▶ **GIVEN TEXT**:
------
In a previous article, we explored the origins of the word “statistics”, tracing it back to statecraft and the exhaustive enumeration of citizens and resources. For centuries, the golden rule of statistics was simple: to know the truth about a population, you must count every single person.
But must truth always require total enumeration? If a carefully designed sample reflects the structure of the whole, perhaps it can speak for the population as a whole.
Today, we take polls and surveys for granted. Yet the transition from exhaustive counting (a census) to drawing inference from a sample was one of the most fiercely debated paradigm shifts in the history of statistics. This is the story of how “small data” proved its power. Here, “small data” does not mean little data gathered carelessly; it means data collected through rigorous sampling design.
The Early Pioneers
Long before the mathematics of probability were formalised, a few brave thinkers tried to infer from partial data about entire populations.
------
▶ **PROVIDED INFORMATION**:

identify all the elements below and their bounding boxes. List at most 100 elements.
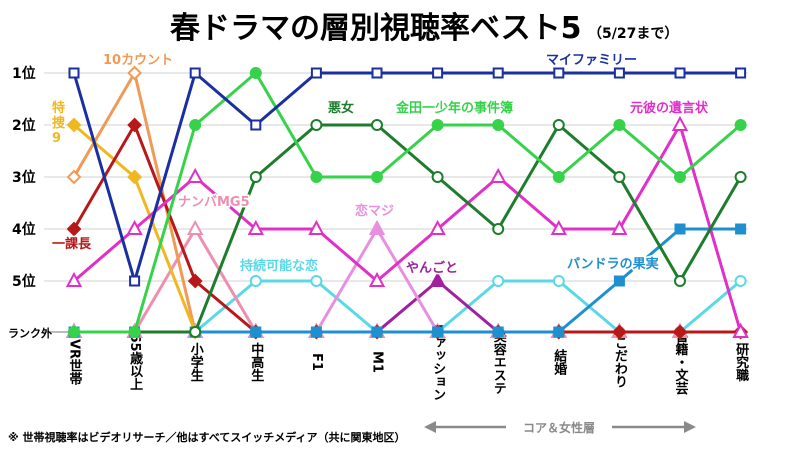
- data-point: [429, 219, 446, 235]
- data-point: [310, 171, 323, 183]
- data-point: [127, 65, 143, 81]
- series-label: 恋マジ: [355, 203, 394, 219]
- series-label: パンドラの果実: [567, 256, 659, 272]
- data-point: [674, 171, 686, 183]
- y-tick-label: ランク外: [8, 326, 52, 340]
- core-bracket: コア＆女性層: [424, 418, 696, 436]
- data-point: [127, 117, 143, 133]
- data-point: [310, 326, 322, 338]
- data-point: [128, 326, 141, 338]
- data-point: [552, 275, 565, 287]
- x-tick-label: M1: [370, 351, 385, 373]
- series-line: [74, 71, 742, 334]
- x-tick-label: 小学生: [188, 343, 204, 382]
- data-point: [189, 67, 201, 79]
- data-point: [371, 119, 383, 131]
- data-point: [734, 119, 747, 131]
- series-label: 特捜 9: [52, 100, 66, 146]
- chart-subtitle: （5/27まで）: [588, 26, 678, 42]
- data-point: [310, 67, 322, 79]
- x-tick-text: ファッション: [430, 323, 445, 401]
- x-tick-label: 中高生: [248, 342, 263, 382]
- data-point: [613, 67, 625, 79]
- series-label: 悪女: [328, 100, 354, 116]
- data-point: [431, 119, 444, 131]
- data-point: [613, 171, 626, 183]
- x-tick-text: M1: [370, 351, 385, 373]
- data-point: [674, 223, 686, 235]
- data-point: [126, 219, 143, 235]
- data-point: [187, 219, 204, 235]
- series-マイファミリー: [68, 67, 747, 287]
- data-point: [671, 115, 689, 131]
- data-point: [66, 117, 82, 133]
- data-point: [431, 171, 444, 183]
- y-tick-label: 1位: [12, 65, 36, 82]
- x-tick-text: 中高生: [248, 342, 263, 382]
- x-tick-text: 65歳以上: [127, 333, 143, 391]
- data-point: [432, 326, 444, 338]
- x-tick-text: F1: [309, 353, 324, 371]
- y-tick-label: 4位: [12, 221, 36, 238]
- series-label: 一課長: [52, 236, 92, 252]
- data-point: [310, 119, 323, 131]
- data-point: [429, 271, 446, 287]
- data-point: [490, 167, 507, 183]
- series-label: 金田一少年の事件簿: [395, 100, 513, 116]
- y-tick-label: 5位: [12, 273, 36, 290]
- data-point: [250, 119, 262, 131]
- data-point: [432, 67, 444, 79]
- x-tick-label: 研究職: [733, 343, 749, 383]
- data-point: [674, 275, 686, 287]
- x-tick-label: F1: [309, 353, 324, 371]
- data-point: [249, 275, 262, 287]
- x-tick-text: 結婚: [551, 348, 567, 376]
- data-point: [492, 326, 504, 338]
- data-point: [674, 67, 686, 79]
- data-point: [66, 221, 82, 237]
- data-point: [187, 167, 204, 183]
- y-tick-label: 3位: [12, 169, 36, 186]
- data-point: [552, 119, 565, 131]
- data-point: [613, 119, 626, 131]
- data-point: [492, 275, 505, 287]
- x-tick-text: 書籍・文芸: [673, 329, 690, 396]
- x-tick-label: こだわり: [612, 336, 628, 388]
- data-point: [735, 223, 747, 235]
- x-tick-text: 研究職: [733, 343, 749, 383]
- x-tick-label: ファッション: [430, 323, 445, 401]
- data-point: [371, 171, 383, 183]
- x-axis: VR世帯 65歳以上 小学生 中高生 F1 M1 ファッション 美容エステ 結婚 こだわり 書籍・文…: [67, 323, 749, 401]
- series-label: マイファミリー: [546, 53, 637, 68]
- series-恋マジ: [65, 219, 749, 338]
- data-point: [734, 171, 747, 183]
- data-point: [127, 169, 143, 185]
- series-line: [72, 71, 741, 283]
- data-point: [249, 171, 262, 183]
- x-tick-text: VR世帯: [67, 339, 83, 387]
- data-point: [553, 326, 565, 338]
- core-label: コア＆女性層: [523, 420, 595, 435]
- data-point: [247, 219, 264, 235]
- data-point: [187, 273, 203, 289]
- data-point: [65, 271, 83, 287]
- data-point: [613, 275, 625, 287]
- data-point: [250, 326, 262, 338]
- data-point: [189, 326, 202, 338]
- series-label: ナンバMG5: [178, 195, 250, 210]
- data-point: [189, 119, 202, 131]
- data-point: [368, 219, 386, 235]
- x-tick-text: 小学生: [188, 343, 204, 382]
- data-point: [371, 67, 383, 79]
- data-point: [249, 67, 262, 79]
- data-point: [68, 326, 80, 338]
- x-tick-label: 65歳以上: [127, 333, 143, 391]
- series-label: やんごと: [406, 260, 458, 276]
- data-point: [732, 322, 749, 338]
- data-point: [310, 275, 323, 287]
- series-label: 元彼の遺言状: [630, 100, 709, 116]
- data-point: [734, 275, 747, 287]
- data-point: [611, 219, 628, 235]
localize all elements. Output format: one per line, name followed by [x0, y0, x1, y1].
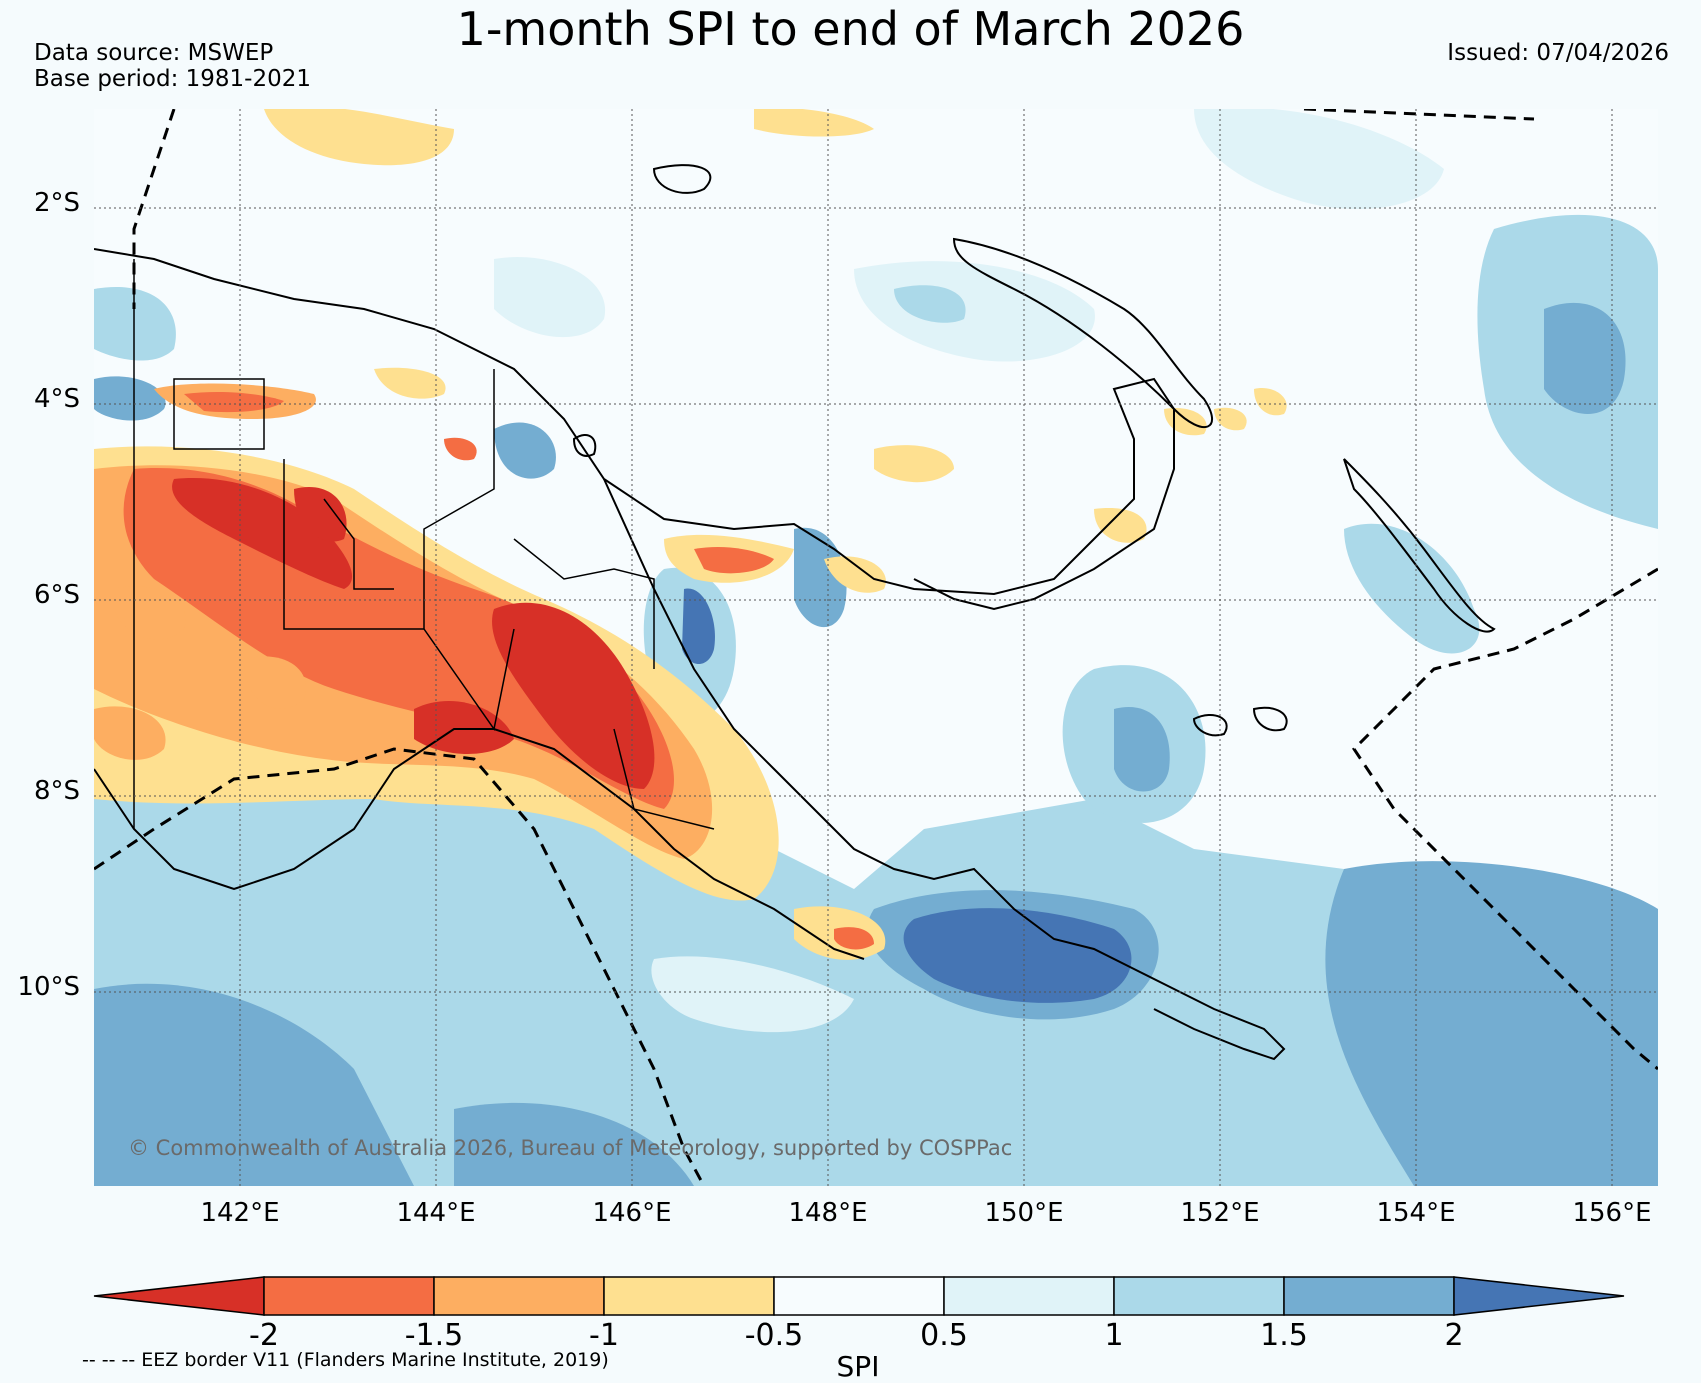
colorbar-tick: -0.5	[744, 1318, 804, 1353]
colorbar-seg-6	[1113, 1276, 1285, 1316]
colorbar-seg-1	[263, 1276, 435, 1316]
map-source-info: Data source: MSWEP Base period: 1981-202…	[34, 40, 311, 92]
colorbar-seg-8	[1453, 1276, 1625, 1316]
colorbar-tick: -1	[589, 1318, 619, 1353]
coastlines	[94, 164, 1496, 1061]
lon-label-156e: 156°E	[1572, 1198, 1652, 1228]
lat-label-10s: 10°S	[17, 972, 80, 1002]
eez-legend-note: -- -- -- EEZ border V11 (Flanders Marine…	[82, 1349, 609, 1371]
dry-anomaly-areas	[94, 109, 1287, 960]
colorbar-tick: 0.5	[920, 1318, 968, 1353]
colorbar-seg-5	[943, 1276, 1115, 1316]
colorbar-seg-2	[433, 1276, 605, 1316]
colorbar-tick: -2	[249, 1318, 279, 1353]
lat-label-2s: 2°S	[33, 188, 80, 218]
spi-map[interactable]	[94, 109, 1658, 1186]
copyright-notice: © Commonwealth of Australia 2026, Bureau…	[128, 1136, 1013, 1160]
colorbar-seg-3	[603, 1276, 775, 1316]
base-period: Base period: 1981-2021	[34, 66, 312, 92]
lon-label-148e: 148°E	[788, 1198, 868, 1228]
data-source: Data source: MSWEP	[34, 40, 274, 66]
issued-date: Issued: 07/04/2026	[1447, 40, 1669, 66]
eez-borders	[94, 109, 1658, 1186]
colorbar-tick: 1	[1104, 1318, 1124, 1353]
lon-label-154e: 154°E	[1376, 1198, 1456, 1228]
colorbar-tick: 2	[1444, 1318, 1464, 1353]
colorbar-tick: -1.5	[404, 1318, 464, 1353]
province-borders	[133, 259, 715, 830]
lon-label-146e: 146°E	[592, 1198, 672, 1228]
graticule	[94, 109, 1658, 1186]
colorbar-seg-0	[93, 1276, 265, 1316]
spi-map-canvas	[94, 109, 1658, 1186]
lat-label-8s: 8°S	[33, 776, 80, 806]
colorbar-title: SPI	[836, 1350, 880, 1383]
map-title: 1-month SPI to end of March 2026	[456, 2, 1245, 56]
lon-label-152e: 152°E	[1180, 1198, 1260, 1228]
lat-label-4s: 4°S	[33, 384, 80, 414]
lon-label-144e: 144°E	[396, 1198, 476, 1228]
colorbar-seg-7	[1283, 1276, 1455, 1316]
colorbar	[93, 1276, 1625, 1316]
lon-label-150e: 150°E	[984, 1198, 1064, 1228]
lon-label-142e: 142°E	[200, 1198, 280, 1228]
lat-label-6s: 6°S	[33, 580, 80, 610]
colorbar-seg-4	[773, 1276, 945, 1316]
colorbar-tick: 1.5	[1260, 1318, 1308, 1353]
------
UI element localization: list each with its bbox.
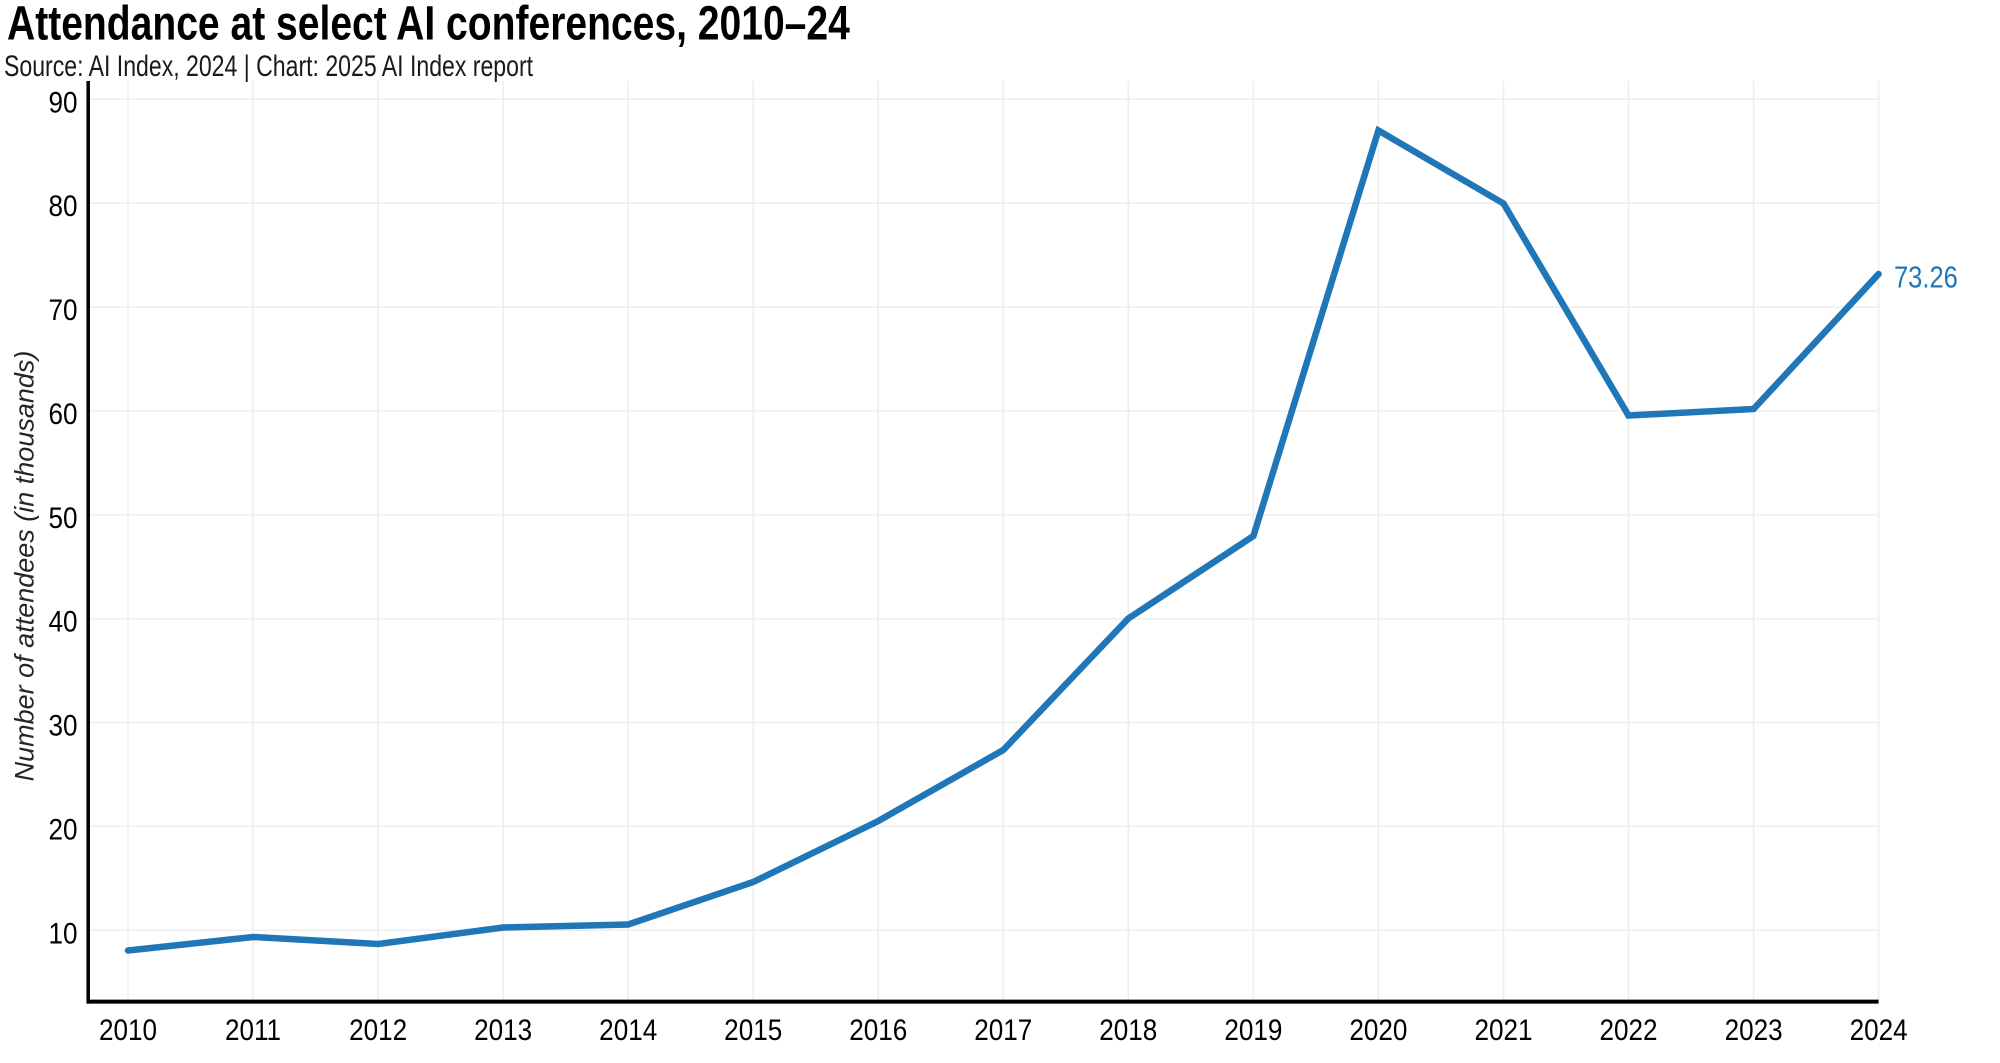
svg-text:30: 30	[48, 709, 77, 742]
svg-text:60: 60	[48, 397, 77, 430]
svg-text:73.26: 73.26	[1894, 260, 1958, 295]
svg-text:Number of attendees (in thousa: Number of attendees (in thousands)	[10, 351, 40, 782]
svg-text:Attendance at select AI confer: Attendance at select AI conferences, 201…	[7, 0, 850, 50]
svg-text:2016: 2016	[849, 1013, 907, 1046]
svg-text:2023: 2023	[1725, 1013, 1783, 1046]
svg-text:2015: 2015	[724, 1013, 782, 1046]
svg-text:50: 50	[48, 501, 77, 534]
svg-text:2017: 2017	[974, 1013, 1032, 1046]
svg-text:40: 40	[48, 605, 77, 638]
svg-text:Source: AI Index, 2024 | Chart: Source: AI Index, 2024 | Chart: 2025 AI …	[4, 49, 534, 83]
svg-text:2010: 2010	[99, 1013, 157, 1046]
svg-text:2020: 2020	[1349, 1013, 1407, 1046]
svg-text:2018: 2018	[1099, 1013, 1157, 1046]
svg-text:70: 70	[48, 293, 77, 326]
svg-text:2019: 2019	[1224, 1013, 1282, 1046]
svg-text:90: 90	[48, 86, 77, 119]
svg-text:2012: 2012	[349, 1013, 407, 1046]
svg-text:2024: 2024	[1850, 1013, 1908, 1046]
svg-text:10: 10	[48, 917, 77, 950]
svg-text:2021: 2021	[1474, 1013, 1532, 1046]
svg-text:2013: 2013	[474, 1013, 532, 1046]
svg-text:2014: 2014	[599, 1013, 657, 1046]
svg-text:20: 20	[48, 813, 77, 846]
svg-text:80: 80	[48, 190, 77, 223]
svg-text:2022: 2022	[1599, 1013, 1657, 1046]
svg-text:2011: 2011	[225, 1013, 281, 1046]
------
▶ **INSTRUCTIONS FOR THE TASK**:
Answer these questions about the sampling history text:
1. To what does the text trace the origins of the word "statistics"?
2. What was the golden rule of statistics for centuries?
3. What does the text mean by "small data"?
The listing comes from a different source.

▶ **TASK RESPONSE**:
1. Statecraft and the exhaustive enumeration of citizens and resources.
2. To know the truth about a population, you must count every single person.
3. Data collected through rigorous sampling design.